Dataset rows about figures

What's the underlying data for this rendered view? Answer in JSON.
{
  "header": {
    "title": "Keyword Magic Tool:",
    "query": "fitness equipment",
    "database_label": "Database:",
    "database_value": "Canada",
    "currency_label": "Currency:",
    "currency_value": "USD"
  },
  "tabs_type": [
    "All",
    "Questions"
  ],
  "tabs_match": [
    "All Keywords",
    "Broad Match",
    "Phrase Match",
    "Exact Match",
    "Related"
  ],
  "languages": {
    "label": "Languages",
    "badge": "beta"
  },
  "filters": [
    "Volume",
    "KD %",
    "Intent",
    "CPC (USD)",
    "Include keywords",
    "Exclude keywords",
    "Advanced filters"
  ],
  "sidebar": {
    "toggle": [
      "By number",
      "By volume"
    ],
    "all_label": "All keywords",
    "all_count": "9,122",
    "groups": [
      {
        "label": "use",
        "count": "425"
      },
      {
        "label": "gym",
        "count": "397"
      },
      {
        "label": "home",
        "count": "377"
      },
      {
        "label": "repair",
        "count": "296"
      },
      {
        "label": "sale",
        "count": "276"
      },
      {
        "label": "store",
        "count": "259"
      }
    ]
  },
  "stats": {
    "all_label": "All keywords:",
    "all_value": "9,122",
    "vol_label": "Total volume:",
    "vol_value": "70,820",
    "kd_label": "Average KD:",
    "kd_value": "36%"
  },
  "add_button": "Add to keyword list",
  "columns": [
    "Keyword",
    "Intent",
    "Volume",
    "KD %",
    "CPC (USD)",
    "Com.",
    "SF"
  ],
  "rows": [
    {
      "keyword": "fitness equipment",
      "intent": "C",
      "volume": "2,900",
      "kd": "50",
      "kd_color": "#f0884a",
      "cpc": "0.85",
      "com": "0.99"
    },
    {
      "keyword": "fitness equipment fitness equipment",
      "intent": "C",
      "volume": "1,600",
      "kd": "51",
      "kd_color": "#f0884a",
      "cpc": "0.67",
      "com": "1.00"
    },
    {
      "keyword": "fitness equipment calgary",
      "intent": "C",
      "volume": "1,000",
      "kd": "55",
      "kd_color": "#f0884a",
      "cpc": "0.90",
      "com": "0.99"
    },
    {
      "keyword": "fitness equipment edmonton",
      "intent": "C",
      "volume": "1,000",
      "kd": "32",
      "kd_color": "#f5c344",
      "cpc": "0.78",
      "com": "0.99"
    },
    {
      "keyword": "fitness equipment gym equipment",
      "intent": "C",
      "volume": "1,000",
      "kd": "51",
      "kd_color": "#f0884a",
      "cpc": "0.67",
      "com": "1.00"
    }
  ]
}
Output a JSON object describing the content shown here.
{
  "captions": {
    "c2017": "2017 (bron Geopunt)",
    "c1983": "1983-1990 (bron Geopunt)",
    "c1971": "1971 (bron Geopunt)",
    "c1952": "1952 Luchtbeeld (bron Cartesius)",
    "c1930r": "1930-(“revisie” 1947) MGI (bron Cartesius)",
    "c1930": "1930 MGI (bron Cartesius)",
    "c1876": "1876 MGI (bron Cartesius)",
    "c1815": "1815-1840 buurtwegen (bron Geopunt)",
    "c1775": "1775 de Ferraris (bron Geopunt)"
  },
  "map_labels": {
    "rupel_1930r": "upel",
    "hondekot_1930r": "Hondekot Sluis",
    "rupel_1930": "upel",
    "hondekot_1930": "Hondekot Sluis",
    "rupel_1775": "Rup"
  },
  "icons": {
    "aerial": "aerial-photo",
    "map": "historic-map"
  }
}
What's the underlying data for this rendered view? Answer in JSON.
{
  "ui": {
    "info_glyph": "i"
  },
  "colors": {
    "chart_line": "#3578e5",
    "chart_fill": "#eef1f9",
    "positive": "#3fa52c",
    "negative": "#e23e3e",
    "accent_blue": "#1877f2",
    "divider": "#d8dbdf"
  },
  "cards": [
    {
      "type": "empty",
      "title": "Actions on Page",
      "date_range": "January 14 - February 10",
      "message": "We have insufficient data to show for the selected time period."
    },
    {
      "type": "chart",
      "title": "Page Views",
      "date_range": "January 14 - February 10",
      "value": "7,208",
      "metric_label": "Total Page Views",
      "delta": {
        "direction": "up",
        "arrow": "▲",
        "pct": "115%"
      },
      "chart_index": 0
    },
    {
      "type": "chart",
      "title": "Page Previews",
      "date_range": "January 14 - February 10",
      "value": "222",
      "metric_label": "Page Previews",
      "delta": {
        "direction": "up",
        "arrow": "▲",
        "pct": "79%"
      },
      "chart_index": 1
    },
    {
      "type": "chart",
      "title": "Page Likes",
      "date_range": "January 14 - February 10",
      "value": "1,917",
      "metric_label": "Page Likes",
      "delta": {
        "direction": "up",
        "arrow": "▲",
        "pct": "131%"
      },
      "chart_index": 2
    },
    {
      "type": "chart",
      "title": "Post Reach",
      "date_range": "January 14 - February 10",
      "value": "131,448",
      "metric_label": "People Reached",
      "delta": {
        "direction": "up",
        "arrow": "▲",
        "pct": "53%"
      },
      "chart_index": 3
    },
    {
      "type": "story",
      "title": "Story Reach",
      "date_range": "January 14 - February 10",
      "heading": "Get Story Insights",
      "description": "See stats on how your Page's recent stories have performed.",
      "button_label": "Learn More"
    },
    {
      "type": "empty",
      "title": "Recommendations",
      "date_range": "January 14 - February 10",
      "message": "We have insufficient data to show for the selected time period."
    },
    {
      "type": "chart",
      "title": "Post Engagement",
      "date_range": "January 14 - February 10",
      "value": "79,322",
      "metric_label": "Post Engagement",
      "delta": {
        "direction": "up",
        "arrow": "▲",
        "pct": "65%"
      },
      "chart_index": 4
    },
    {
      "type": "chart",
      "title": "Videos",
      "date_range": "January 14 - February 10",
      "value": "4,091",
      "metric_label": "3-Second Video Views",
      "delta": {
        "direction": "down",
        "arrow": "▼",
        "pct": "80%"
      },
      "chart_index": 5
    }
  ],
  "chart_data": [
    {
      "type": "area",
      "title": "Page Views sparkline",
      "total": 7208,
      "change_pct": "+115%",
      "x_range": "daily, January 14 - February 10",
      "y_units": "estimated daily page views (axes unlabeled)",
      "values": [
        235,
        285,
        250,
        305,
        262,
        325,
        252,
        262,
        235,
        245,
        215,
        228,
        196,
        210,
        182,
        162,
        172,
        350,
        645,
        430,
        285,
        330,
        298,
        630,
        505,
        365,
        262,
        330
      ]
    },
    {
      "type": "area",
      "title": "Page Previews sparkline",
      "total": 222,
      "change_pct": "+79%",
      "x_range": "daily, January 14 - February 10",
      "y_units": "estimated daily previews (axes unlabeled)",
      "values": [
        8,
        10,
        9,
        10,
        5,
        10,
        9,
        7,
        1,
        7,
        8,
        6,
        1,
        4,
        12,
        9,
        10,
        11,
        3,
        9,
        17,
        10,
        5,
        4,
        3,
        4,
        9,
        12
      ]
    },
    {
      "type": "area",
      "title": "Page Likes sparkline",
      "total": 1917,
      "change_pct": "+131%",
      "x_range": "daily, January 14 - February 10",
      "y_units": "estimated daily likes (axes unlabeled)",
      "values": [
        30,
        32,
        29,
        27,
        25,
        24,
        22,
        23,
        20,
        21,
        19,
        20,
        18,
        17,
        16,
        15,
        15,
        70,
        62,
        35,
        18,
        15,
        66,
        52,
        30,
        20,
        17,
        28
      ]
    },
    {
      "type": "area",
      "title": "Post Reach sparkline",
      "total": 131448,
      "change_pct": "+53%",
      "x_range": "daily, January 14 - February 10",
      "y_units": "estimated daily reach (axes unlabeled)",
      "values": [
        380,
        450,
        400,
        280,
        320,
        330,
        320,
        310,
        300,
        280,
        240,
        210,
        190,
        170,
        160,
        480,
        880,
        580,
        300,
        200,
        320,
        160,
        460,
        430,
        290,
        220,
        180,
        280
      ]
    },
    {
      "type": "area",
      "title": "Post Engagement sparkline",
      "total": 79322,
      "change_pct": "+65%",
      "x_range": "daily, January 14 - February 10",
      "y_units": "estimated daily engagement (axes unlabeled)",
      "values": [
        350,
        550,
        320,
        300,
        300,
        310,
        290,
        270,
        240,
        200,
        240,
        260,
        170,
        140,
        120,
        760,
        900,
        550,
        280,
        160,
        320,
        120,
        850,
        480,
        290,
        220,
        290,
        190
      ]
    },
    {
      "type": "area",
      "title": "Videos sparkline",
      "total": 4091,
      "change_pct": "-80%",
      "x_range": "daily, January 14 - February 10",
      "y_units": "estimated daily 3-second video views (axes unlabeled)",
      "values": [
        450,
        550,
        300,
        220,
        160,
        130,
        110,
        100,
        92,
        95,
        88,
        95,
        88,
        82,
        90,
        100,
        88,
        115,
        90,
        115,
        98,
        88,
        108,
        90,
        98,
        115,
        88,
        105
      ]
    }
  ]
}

■ **What is needed**
Extract each line holding the word "sparkline" from the records.

■ **Result**
      "title": "Page Views sparkline",
      "title": "Page Previews sparkline",
      "title": "Page Likes sparkline",
      "title": "Post Reach sparkline",
      "title": "Post Engagement sparkline",
      "title": "Videos sparkline",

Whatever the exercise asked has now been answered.